> [Goal]
Every record should be repeated exactly, except that pictures are left out.

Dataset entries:
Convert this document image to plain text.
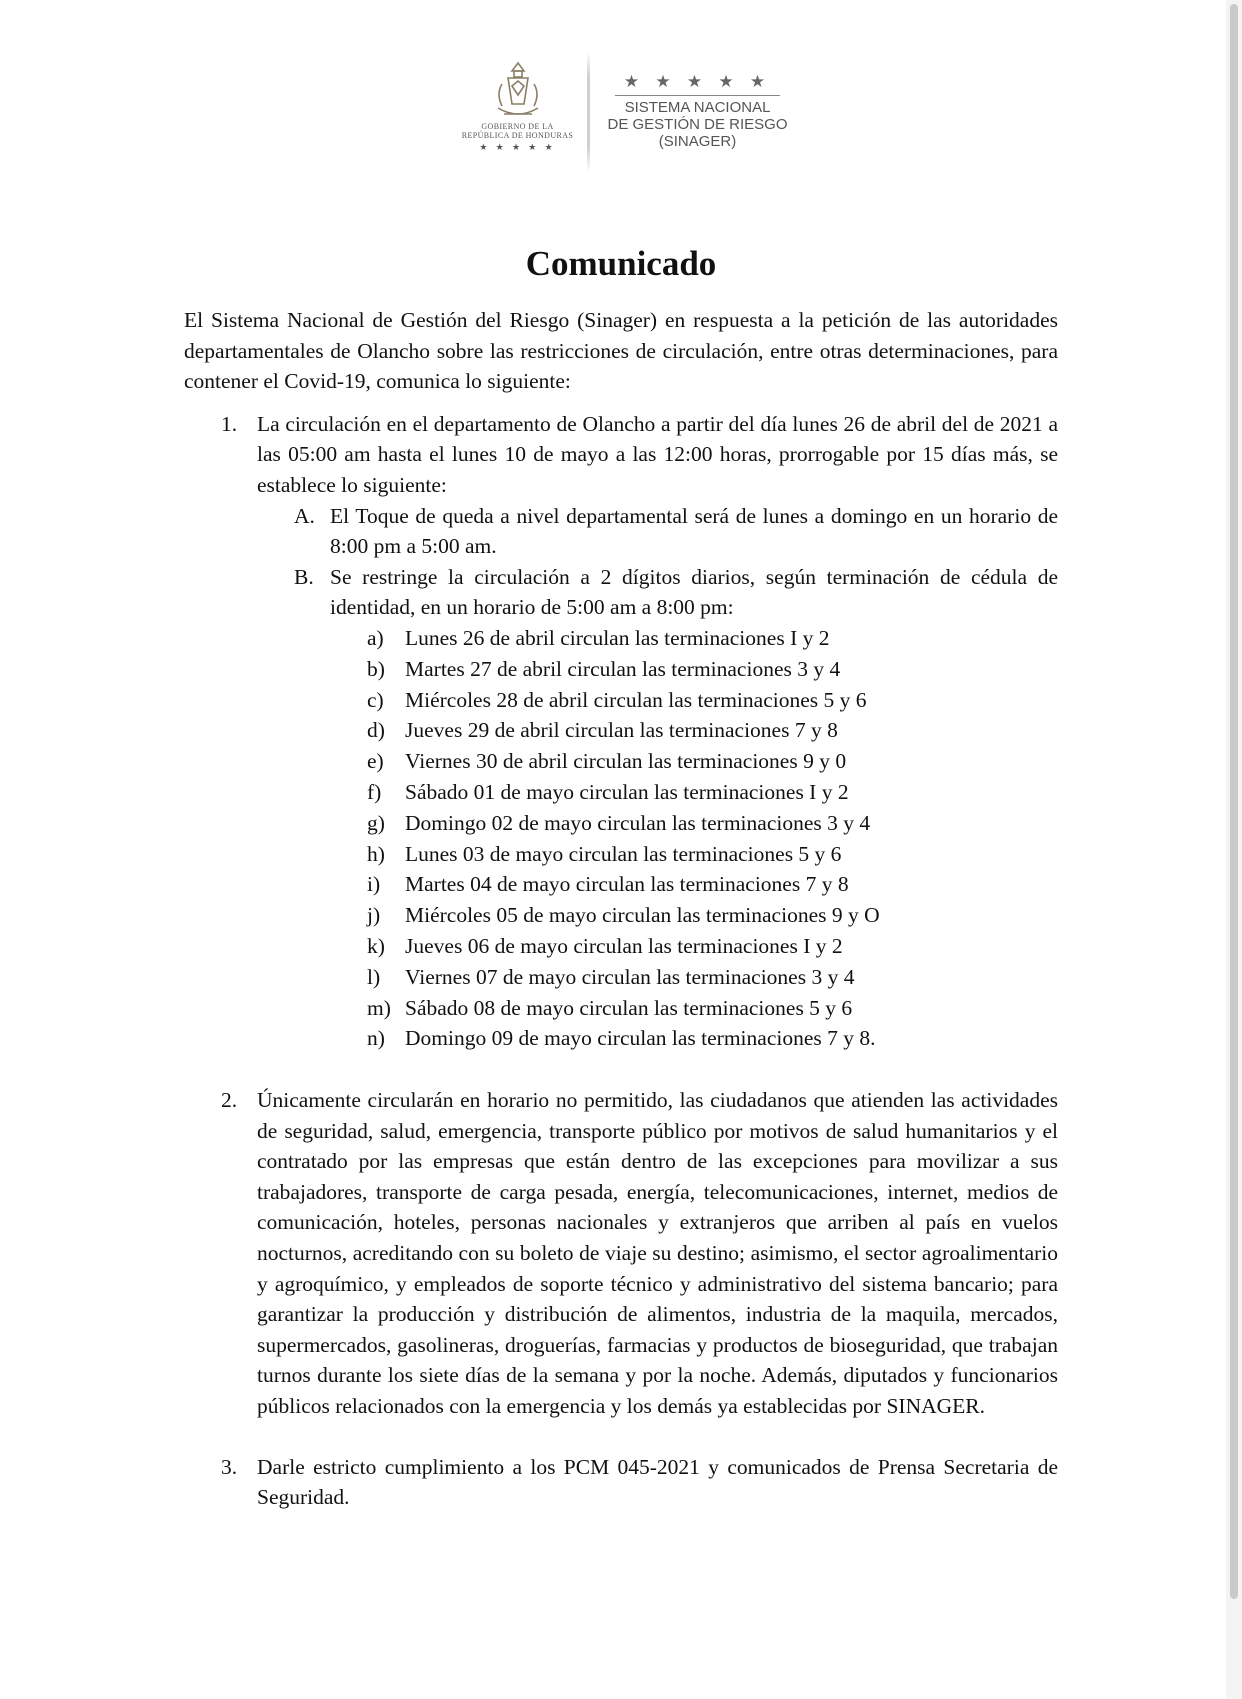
GOBIERNO DE LA
REPÚBLICA DE HONDURAS
★ ★ ★ ★ ★
★ ★ ★ ★ ★
SISTEMA NACIONAL
DE GESTIÓN DE RIESGO
(SINAGER)
Comunicado

El Sistema Nacional de Gestión del Riesgo (Sinager) en respuesta a la petición de las autoridades departamentales de Olancho sobre las restricciones de circulación, entre otras determinaciones, para contener el Covid-19, comunica lo siguiente:

1. La circulación en el departamento de Olancho a partir del día lunes 26 de abril del de 2021 a las 05:00 am hasta el lunes 10 de mayo a las 12:00 horas, prorrogable por 15 días más, se establece lo siguiente:
A. El Toque de queda a nivel departamental será de lunes a domingo en un horario de 8:00 pm a 5:00 am.
B. Se restringe la circulación a 2 dígitos diarios, según terminación de cédula de identidad, en un horario de 5:00 am a 8:00 pm:
a) Lunes 26 de abril circulan las terminaciones I y 2
b) Martes 27 de abril circulan las terminaciones 3 y 4
c) Miércoles 28 de abril circulan las terminaciones 5 y 6
d) Jueves 29 de abril circulan las terminaciones 7 y 8
e) Viernes 30 de abril circulan las terminaciones 9 y 0
f) Sábado 01 de mayo circulan las terminaciones I y 2
g) Domingo 02 de mayo circulan las terminaciones 3 y 4
h) Lunes 03 de mayo circulan las terminaciones 5 y 6
i) Martes 04 de mayo circulan las terminaciones 7 y 8
j) Miércoles 05 de mayo circulan las terminaciones 9 y O
k) Jueves 06 de mayo circulan las terminaciones I y 2
l) Viernes 07 de mayo circulan las terminaciones 3 y 4
m) Sábado 08 de mayo circulan las terminaciones 5 y 6
n) Domingo 09 de mayo circulan las terminaciones 7 y 8.
2. Únicamente circularán en horario no permitido, las ciudadanos que atienden las actividades de seguridad, salud, emergencia, transporte público por motivos de salud humanitarios y el contratado por las empresas que están dentro de las excepciones para movilizar a sus trabajadores, transporte de carga pesada, energía, telecomunicaciones, internet, medios de comunicación, hoteles, personas nacionales y extranjeros que arriben al país en vuelos nocturnos, acreditando con su boleto de viaje su destino; asimismo, el sector agroalimentario y agroquímico, y empleados de soporte técnico y administrativo del sistema bancario; para garantizar la producción y distribución de alimentos, industria de la maquila, mercados, supermercados, gasolineras, droguerías, farmacias y productos de bioseguridad, que trabajan turnos durante los siete días de la semana y por la noche. Además, diputados y funcionarios públicos relacionados con la emergencia y los demás ya establecidas por SINAGER.
3. Darle estricto cumplimiento a los PCM 045-2021 y comunicados de Prensa Secretaria de Seguridad.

> [Task output]
Convert this document image to plain text.
GOBIERNO DE LA
REPÚBLICA DE HONDURAS
★ ★ ★ ★ ★
★ ★ ★ ★ ★
SISTEMA NACIONAL
DE GESTIÓN DE RIESGO
(SINAGER)
Comunicado

El Sistema Nacional de Gestión del Riesgo (Sinager) en respuesta a la petición de las autoridades departamentales de Olancho sobre las restricciones de circulación, entre otras determinaciones, para contener el Covid-19, comunica lo siguiente:

1. La circulación en el departamento de Olancho a partir del día lunes 26 de abril del de 2021 a las 05:00 am hasta el lunes 10 de mayo a las 12:00 horas, prorrogable por 15 días más, se establece lo siguiente:
A. El Toque de queda a nivel departamental será de lunes a domingo en un horario de 8:00 pm a 5:00 am.
B. Se restringe la circulación a 2 dígitos diarios, según terminación de cédula de identidad, en un horario de 5:00 am a 8:00 pm:
a) Lunes 26 de abril circulan las terminaciones I y 2
b) Martes 27 de abril circulan las terminaciones 3 y 4
c) Miércoles 28 de abril circulan las terminaciones 5 y 6
d) Jueves 29 de abril circulan las terminaciones 7 y 8
e) Viernes 30 de abril circulan las terminaciones 9 y 0
f) Sábado 01 de mayo circulan las terminaciones I y 2
g) Domingo 02 de mayo circulan las terminaciones 3 y 4
h) Lunes 03 de mayo circulan las terminaciones 5 y 6
i) Martes 04 de mayo circulan las terminaciones 7 y 8
j) Miércoles 05 de mayo circulan las terminaciones 9 y O
k) Jueves 06 de mayo circulan las terminaciones I y 2
l) Viernes 07 de mayo circulan las terminaciones 3 y 4
m) Sábado 08 de mayo circulan las terminaciones 5 y 6
n) Domingo 09 de mayo circulan las terminaciones 7 y 8.
2. Únicamente circularán en horario no permitido, las ciudadanos que atienden las actividades de seguridad, salud, emergencia, transporte público por motivos de salud humanitarios y el contratado por las empresas que están dentro de las excepciones para movilizar a sus trabajadores, transporte de carga pesada, energía, telecomunicaciones, internet, medios de comunicación, hoteles, personas nacionales y extranjeros que arriben al país en vuelos nocturnos, acreditando con su boleto de viaje su destino; asimismo, el sector agroalimentario y agroquímico, y empleados de soporte técnico y administrativo del sistema bancario; para garantizar la producción y distribución de alimentos, industria de la maquila, mercados, supermercados, gasolineras, droguerías, farmacias y productos de bioseguridad, que trabajan turnos durante los siete días de la semana y por la noche. Además, diputados y funcionarios públicos relacionados con la emergencia y los demás ya establecidas por SINAGER.
3. Darle estricto cumplimiento a los PCM 045-2021 y comunicados de Prensa Secretaria de Seguridad.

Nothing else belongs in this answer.